FRAGMENTO:
..............................

La complejidad de la democracia

(AP Photo/Esteban Felix)



SEÑOR DIRECTOR

La democracia se ha vuelto compleja y la política ha caído en la simplificación, dijo el año pasado el filósofo español Daniel Innerarity; la política quedó desfasada y no tiene el nivel de complejidad adecuado a la sociedad que tiene que gestionar. No puede ser más lúcido este diagnóstico para Chile. Los últimos 30 años representaron un periodo signado por una democracia representativa y plural con alternancia en el poder, mercados libres con progreso económico y creciente bienestar social, democratización de las comunicaciones mediante redes sociales interconectadas, y un “ethos” normativo anclado en instituciones respetadas y escuchadas. Todo ello al alero de una Constitución que fijaba la ruta de lo posible, con límites al poder estatal y respeto a las libertades individuales. Algo así como un país que parecía encaminarse al fin de su historia en una suerte de evolución lineal hacia un país desarrollado.

..............................

TAREA PENDIENTE:
¿Puedes reproducir íntegra y fielmente la carta sobre la complejidad de la democracia?

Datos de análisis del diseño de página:
..............................

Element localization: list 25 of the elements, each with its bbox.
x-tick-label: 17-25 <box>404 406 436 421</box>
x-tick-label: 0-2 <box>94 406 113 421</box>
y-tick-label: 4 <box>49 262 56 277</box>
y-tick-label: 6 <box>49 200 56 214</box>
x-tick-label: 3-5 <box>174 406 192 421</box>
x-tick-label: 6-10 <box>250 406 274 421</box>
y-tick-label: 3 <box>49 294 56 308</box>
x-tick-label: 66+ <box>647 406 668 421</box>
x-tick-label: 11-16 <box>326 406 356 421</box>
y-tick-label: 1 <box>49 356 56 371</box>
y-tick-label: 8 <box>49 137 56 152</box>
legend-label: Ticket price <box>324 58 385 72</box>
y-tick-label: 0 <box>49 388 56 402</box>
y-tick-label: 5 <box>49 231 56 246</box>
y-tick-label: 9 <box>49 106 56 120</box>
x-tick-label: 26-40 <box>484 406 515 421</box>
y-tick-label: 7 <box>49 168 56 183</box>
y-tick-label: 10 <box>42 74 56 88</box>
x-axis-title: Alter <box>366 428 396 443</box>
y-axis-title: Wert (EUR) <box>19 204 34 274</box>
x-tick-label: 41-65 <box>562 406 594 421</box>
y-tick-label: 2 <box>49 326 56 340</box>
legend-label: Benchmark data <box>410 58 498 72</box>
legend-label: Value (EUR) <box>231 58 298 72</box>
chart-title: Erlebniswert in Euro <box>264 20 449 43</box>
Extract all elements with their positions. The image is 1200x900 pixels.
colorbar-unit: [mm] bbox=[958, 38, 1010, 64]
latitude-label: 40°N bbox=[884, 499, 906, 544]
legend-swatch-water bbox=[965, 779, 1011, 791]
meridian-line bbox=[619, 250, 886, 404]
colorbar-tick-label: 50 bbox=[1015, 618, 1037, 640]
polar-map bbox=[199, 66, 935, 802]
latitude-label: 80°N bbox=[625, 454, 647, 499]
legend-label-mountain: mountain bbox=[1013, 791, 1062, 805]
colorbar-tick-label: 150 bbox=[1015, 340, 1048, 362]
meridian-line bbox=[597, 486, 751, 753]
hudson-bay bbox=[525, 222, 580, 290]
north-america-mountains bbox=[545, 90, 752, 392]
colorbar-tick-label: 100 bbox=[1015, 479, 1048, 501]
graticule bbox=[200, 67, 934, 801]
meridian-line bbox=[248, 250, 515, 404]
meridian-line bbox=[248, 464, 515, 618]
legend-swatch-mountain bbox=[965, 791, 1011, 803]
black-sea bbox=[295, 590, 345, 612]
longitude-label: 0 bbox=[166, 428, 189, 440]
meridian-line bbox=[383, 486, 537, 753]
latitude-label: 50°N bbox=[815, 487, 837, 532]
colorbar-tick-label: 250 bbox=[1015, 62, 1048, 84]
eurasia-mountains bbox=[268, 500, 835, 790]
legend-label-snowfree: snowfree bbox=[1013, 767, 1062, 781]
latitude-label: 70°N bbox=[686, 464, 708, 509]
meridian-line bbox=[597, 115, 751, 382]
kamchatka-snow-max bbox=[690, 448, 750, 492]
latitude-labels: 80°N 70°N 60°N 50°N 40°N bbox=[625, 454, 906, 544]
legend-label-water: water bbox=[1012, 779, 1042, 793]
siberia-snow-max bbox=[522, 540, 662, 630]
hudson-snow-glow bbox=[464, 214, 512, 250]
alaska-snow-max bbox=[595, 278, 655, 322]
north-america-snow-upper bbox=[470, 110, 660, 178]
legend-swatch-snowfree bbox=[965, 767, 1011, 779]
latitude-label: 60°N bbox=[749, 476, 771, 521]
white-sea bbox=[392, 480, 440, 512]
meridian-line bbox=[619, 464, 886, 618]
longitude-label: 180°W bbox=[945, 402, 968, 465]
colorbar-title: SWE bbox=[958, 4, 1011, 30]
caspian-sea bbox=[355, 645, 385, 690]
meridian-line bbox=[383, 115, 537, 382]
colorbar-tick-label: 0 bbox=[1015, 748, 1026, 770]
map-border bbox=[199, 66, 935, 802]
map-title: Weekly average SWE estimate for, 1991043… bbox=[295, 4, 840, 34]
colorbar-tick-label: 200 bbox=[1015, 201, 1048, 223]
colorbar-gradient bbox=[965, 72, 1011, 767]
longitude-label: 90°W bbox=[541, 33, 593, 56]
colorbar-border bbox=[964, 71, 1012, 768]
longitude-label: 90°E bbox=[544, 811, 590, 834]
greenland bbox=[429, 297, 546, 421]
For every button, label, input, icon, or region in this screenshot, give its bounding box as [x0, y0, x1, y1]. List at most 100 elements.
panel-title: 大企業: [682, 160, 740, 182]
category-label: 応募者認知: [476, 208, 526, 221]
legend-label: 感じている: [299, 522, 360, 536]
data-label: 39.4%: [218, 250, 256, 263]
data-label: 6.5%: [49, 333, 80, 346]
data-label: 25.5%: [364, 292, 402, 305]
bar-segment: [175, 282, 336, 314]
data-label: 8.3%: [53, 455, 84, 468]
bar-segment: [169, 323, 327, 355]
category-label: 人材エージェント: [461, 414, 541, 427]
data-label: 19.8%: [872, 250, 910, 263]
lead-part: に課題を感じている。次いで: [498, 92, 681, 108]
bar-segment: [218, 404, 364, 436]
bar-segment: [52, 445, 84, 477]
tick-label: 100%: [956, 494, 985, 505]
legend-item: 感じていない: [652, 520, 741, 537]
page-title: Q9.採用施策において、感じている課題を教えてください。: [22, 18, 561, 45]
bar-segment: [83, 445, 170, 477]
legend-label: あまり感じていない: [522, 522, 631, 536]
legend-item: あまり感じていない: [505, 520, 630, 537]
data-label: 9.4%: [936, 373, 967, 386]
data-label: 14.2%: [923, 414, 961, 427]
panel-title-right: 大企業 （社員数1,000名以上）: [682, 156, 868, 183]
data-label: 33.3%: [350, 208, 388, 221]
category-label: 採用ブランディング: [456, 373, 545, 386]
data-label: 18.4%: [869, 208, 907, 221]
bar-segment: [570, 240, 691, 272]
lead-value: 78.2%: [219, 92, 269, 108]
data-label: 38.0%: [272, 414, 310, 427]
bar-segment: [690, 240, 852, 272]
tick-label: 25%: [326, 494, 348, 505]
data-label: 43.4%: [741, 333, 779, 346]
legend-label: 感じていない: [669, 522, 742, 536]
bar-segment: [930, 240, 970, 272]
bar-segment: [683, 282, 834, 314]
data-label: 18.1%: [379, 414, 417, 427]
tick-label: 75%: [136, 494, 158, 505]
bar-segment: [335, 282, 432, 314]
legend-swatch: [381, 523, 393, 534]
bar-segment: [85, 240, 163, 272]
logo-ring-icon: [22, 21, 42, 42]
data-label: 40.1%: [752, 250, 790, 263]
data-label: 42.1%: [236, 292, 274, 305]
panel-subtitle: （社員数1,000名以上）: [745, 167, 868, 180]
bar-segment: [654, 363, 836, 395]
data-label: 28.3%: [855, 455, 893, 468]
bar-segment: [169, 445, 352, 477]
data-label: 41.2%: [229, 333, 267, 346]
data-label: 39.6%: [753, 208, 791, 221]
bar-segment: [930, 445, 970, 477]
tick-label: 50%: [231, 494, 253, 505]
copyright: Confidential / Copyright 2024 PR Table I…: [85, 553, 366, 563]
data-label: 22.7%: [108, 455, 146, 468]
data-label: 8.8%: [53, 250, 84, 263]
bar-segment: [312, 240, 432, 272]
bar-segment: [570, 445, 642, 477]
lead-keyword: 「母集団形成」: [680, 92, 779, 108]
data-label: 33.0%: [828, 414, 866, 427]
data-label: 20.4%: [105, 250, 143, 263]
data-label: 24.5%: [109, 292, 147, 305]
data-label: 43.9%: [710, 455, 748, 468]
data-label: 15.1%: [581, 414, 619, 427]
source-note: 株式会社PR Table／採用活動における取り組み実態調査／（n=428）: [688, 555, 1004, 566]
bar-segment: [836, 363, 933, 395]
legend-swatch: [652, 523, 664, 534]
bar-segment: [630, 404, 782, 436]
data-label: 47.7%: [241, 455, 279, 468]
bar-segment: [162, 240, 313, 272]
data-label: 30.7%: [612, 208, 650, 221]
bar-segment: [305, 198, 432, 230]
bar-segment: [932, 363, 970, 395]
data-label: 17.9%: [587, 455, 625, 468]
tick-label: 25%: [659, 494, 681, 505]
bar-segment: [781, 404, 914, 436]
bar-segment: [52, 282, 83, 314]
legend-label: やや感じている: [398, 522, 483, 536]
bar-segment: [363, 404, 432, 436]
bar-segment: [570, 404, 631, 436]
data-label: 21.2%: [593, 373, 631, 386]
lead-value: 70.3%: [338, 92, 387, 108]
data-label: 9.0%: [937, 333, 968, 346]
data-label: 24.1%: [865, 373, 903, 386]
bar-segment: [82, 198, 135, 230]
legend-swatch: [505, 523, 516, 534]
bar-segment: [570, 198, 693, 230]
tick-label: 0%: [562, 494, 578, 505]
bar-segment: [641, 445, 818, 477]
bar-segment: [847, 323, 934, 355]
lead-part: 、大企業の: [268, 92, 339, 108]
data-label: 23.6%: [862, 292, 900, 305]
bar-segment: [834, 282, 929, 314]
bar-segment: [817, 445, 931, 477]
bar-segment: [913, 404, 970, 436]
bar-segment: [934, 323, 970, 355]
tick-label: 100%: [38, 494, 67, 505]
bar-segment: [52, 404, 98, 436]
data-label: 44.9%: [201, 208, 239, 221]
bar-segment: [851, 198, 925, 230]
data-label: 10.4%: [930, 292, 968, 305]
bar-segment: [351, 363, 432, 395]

..............................

SOLUCIÓN:
La complejidad de la democracia

(AP Photo/Esteban Felix)



SEÑOR DIRECTOR

La democracia se ha vuelto compleja y la política ha caído en la simplificación, dijo el año pasado el filósofo español Daniel Innerarity; la política quedó desfasada y no tiene el nivel de complejidad adecuado a la sociedad que tiene que gestionar. No puede ser más lúcido este diagnóstico para Chile. Los últimos 30 años representaron un periodo signado por una democracia representativa y plural con alternancia en el poder, mercados libres con progreso económico y creciente bienestar social, democratización de las comunicaciones mediante redes sociales interconectadas, y un “ethos” normativo anclado en instituciones respetadas y escuchadas. Todo ello al alero de una Constitución que fijaba la ruta de lo posible, con límites al poder estatal y respeto a las libertades individuales. Algo así como un país que parecía encaminarse al fin de su historia en una suerte de evolución lineal hacia un país desarrollado.